Available records>

◇ ◇ ◇ ◇ ◇ ◇ ◇

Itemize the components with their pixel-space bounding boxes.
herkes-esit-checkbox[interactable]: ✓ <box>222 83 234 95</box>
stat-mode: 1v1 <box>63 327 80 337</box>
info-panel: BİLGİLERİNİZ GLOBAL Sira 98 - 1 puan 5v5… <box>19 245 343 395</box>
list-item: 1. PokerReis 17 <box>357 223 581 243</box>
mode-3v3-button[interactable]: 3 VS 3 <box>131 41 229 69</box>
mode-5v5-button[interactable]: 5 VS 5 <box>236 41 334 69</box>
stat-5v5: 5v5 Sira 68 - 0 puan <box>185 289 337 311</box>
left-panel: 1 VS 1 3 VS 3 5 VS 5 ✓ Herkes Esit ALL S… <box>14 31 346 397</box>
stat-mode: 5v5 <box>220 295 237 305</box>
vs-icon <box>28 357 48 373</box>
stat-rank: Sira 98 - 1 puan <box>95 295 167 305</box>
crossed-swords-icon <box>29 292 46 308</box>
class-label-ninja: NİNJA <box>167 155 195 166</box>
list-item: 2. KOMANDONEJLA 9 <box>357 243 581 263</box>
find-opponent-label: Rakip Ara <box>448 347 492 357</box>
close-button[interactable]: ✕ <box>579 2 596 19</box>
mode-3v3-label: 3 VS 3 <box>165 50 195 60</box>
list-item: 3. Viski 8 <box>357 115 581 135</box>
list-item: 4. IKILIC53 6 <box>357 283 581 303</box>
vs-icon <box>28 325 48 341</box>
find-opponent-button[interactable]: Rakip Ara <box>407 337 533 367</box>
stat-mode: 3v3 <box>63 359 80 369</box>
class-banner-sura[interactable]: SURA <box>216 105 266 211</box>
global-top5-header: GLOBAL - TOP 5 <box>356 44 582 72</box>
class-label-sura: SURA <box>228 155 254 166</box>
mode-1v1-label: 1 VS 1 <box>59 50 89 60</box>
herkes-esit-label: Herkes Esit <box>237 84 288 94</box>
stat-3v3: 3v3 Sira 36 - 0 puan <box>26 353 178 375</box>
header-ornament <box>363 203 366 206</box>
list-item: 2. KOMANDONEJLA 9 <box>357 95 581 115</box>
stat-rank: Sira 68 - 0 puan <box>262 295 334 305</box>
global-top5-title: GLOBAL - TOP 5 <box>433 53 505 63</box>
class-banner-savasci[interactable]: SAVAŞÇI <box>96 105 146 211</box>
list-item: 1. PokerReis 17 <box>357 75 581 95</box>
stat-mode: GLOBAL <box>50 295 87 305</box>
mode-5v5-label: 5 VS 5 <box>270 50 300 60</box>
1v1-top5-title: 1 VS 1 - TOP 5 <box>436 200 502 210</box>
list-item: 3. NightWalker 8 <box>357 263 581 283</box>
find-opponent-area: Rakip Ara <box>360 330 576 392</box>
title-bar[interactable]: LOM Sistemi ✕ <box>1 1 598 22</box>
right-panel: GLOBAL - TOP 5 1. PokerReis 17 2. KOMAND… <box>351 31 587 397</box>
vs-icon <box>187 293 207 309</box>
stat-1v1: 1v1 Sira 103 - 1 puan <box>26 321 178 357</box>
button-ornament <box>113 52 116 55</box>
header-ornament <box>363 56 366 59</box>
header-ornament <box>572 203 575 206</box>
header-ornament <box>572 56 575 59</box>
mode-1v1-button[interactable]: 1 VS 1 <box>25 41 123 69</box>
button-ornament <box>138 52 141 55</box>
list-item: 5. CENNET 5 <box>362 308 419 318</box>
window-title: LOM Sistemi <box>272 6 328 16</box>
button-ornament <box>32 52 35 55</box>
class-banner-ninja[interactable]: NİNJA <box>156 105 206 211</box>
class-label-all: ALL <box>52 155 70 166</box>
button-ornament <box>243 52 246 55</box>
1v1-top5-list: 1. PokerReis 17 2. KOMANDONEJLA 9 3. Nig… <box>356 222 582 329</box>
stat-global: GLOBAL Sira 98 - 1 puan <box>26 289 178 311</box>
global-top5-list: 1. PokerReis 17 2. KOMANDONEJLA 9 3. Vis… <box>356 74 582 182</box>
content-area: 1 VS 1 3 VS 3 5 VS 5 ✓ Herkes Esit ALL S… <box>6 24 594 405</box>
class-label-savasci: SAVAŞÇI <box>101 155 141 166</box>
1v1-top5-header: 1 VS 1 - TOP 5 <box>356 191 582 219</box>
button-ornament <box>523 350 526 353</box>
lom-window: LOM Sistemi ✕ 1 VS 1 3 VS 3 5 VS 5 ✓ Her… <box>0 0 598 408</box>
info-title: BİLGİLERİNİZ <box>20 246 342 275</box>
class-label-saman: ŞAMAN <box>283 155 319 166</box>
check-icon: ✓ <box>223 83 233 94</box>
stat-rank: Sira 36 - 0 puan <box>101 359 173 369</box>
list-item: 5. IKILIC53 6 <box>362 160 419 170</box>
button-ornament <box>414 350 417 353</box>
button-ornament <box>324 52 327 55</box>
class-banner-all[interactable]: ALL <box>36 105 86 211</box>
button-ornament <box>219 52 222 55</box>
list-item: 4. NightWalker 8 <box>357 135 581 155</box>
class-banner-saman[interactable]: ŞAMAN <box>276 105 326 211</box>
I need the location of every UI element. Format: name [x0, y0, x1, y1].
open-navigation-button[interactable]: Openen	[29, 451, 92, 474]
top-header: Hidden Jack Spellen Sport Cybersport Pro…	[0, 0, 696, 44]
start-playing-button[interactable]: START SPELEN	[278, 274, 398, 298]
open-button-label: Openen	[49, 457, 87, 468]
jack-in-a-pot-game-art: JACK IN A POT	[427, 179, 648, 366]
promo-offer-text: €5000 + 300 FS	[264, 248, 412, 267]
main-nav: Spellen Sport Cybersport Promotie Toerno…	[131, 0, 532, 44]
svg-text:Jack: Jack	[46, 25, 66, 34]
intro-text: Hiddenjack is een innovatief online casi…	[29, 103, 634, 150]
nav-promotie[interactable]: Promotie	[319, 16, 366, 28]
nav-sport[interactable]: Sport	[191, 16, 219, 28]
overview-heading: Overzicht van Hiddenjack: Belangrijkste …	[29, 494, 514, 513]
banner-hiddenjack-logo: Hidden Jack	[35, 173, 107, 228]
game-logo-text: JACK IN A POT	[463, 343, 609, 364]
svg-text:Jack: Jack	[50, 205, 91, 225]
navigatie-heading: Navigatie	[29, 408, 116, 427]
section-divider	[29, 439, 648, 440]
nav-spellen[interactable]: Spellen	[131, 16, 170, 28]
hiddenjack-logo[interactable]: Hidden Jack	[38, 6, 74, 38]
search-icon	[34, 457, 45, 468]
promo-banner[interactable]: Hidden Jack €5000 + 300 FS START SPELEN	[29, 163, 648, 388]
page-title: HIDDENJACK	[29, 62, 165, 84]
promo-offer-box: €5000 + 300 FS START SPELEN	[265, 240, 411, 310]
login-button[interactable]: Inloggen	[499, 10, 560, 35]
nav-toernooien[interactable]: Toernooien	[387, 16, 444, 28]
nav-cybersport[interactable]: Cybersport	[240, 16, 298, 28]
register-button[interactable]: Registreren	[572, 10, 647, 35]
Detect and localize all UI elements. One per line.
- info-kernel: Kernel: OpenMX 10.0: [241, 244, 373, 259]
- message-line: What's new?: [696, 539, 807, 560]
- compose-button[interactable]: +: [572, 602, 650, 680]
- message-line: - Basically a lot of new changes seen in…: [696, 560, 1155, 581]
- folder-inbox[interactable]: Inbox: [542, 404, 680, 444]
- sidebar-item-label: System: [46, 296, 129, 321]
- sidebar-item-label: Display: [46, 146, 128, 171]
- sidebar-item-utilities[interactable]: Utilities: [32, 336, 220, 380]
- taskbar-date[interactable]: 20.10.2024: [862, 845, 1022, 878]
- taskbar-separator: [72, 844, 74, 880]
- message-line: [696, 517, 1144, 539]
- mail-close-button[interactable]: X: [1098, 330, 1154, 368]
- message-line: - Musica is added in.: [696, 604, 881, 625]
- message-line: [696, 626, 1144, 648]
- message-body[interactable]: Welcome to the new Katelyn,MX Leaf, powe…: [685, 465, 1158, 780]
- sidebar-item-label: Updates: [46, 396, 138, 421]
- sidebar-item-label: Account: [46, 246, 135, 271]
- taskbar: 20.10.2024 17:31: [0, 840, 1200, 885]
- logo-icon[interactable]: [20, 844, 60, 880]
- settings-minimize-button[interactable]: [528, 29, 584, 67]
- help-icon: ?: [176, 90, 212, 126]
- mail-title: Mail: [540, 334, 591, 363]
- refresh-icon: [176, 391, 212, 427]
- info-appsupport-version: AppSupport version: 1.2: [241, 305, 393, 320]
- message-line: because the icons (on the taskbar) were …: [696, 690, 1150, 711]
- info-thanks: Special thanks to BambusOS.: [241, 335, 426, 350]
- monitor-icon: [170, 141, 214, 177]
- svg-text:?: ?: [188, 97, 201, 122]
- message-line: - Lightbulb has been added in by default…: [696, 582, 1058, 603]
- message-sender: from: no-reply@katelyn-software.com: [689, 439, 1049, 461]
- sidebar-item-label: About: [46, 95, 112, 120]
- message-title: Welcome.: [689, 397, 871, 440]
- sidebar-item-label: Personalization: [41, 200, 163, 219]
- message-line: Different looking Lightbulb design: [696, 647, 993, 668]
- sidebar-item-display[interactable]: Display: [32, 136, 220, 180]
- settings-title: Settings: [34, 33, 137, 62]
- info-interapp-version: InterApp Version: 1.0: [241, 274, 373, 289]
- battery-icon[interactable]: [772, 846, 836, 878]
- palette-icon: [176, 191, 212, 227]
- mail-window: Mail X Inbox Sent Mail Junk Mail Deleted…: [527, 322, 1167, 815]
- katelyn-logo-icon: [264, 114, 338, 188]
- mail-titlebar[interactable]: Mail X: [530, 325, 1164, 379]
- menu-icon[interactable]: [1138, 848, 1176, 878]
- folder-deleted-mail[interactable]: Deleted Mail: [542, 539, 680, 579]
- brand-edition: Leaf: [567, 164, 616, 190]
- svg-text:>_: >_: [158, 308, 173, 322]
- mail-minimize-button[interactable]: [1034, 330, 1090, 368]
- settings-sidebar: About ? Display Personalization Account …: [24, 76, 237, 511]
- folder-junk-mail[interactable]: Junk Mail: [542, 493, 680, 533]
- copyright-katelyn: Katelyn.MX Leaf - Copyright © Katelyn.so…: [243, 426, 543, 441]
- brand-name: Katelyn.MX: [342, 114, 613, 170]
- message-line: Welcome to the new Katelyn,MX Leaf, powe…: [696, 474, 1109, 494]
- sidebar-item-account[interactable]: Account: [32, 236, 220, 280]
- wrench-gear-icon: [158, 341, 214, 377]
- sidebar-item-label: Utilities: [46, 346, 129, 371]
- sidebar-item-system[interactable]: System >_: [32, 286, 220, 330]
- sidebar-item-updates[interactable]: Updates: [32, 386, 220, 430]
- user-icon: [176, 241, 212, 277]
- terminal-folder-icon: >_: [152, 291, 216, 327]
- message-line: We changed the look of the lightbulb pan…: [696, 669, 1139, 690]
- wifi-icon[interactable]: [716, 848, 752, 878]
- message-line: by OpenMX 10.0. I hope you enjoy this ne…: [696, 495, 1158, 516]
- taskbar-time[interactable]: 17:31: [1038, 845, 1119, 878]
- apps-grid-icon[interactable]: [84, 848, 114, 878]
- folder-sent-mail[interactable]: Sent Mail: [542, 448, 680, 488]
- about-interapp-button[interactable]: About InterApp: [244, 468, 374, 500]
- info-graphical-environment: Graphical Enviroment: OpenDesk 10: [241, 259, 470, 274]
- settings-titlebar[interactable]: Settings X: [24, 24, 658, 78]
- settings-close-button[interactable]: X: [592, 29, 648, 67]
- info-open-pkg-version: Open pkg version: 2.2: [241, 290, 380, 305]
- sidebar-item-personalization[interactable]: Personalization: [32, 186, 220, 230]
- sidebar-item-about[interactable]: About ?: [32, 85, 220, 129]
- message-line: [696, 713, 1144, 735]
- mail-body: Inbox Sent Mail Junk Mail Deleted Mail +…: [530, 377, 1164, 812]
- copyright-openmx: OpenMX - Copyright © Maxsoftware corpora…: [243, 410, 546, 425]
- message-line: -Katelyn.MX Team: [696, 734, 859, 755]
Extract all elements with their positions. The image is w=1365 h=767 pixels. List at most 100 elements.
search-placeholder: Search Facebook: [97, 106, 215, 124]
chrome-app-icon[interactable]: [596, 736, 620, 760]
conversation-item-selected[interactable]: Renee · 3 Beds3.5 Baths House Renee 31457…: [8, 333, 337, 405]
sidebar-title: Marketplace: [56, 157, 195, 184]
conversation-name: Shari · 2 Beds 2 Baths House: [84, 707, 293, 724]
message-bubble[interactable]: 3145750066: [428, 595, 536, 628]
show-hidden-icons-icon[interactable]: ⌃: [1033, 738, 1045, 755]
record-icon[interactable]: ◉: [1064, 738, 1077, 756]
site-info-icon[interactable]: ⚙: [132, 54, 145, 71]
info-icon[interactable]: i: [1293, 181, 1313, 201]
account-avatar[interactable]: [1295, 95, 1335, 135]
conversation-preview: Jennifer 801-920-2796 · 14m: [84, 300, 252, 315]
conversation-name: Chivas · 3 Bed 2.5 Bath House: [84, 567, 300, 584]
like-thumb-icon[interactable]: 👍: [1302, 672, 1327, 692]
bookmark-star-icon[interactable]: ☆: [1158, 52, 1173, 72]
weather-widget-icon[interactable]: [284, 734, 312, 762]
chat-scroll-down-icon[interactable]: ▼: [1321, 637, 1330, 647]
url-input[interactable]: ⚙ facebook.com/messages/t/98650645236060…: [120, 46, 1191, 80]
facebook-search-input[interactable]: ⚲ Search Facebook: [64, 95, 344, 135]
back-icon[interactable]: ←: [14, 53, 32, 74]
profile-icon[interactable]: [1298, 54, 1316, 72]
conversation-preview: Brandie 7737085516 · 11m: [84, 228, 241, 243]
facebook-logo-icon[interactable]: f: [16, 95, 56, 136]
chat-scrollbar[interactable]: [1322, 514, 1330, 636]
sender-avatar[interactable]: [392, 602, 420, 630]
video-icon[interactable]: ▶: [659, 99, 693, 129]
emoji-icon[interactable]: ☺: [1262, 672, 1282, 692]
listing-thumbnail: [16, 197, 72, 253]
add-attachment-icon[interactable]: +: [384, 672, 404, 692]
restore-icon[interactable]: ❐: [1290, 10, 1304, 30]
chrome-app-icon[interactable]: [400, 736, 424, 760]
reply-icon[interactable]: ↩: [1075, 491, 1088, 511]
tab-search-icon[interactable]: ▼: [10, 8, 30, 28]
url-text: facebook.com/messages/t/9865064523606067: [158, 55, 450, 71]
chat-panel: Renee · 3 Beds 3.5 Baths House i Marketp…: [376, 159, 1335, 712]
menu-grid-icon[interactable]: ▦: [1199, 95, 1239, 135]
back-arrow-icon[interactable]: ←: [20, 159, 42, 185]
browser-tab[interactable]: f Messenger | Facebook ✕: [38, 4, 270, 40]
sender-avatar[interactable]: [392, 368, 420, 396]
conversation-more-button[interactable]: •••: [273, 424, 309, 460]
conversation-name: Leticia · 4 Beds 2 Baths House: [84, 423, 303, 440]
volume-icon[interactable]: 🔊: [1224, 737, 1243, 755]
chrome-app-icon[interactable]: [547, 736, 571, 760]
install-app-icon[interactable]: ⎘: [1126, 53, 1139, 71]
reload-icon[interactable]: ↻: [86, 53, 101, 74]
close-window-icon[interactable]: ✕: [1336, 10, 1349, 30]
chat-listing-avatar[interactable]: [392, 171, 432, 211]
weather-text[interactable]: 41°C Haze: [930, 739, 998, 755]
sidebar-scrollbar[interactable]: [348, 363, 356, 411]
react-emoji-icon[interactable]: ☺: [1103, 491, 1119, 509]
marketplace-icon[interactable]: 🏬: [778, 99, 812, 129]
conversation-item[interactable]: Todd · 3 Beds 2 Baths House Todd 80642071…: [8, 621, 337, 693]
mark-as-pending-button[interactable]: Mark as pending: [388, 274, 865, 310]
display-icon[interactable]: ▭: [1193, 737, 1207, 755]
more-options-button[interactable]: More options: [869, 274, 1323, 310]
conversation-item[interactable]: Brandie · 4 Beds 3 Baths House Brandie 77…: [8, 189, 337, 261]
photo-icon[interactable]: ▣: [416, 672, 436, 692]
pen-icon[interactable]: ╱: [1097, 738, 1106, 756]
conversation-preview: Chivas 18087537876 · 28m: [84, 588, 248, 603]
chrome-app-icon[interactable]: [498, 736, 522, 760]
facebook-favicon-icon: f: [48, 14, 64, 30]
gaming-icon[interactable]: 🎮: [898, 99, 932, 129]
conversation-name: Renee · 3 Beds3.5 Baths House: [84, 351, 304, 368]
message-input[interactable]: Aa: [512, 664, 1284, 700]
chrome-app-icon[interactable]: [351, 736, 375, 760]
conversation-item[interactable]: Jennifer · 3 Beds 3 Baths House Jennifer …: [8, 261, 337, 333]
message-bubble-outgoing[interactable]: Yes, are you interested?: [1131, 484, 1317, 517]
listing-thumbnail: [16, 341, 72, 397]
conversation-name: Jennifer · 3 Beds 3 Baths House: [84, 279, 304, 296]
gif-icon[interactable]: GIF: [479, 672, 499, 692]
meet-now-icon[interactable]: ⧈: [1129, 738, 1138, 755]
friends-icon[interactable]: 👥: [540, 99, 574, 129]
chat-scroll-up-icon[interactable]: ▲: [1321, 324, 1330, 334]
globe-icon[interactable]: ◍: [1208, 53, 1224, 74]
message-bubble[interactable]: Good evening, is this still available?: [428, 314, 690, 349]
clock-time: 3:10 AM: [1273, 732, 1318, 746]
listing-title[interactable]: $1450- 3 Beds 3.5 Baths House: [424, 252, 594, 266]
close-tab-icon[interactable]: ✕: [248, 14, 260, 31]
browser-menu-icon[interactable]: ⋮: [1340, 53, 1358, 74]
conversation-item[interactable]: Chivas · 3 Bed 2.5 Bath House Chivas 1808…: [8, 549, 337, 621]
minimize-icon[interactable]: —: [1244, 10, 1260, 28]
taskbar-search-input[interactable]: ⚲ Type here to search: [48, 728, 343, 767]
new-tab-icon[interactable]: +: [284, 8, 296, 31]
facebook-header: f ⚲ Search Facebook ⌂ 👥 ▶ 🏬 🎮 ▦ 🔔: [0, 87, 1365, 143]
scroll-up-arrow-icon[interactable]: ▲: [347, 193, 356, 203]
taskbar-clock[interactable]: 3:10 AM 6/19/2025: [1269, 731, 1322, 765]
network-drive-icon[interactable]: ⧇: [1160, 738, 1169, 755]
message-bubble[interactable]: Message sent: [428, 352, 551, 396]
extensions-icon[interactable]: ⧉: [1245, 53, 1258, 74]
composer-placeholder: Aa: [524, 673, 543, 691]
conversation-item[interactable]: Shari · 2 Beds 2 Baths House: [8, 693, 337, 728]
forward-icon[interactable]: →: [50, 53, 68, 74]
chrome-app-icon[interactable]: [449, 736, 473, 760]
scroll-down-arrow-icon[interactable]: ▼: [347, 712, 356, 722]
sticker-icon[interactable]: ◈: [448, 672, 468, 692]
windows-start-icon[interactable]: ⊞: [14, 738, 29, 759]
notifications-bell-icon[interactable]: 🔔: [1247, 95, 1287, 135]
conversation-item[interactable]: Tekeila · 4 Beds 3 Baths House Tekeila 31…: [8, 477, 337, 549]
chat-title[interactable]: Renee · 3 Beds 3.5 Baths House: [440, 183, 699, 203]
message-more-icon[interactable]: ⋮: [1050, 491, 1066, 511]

◇ ◇ ◇ ◇ ◇ ◇ ◇

What to do>
Replace "Rakip Ara" with "Find Opponent" in the part of the data that runs from its first line through the line containing "class-banner-sura[interactable]: SURA <box>216", and give that part again with everything else unchanged.

Solution to the exercise>
Itemize the components with their pixel-space bounding boxes.
herkes-esit-checkbox[interactable]: ✓ <box>222 83 234 95</box>
stat-mode: 1v1 <box>63 327 80 337</box>
info-panel: BİLGİLERİNİZ GLOBAL Sira 98 - 1 puan 5v5… <box>19 245 343 395</box>
list-item: 1. PokerReis 17 <box>357 223 581 243</box>
mode-3v3-button[interactable]: 3 VS 3 <box>131 41 229 69</box>
mode-5v5-button[interactable]: 5 VS 5 <box>236 41 334 69</box>
stat-5v5: 5v5 Sira 68 - 0 puan <box>185 289 337 311</box>
left-panel: 1 VS 1 3 VS 3 5 VS 5 ✓ Herkes Esit ALL S… <box>14 31 346 397</box>
stat-mode: 5v5 <box>220 295 237 305</box>
vs-icon <box>28 357 48 373</box>
stat-rank: Sira 98 - 1 puan <box>95 295 167 305</box>
crossed-swords-icon <box>29 292 46 308</box>
class-label-ninja: NİNJA <box>167 155 195 166</box>
list-item: 2. KOMANDONEJLA 9 <box>357 243 581 263</box>
find-opponent-label: Find Opponent <box>448 347 492 357</box>
close-button[interactable]: ✕ <box>579 2 596 19</box>
mode-3v3-label: 3 VS 3 <box>165 50 195 60</box>
list-item: 3. Viski 8 <box>357 115 581 135</box>
list-item: 4. IKILIC53 6 <box>357 283 581 303</box>
vs-icon <box>28 325 48 341</box>
find-opponent-button[interactable]: Find Opponent <box>407 337 533 367</box>
stat-mode: 3v3 <box>63 359 80 369</box>
class-banner-sura[interactable]: SURA <box>216 105 266 211</box>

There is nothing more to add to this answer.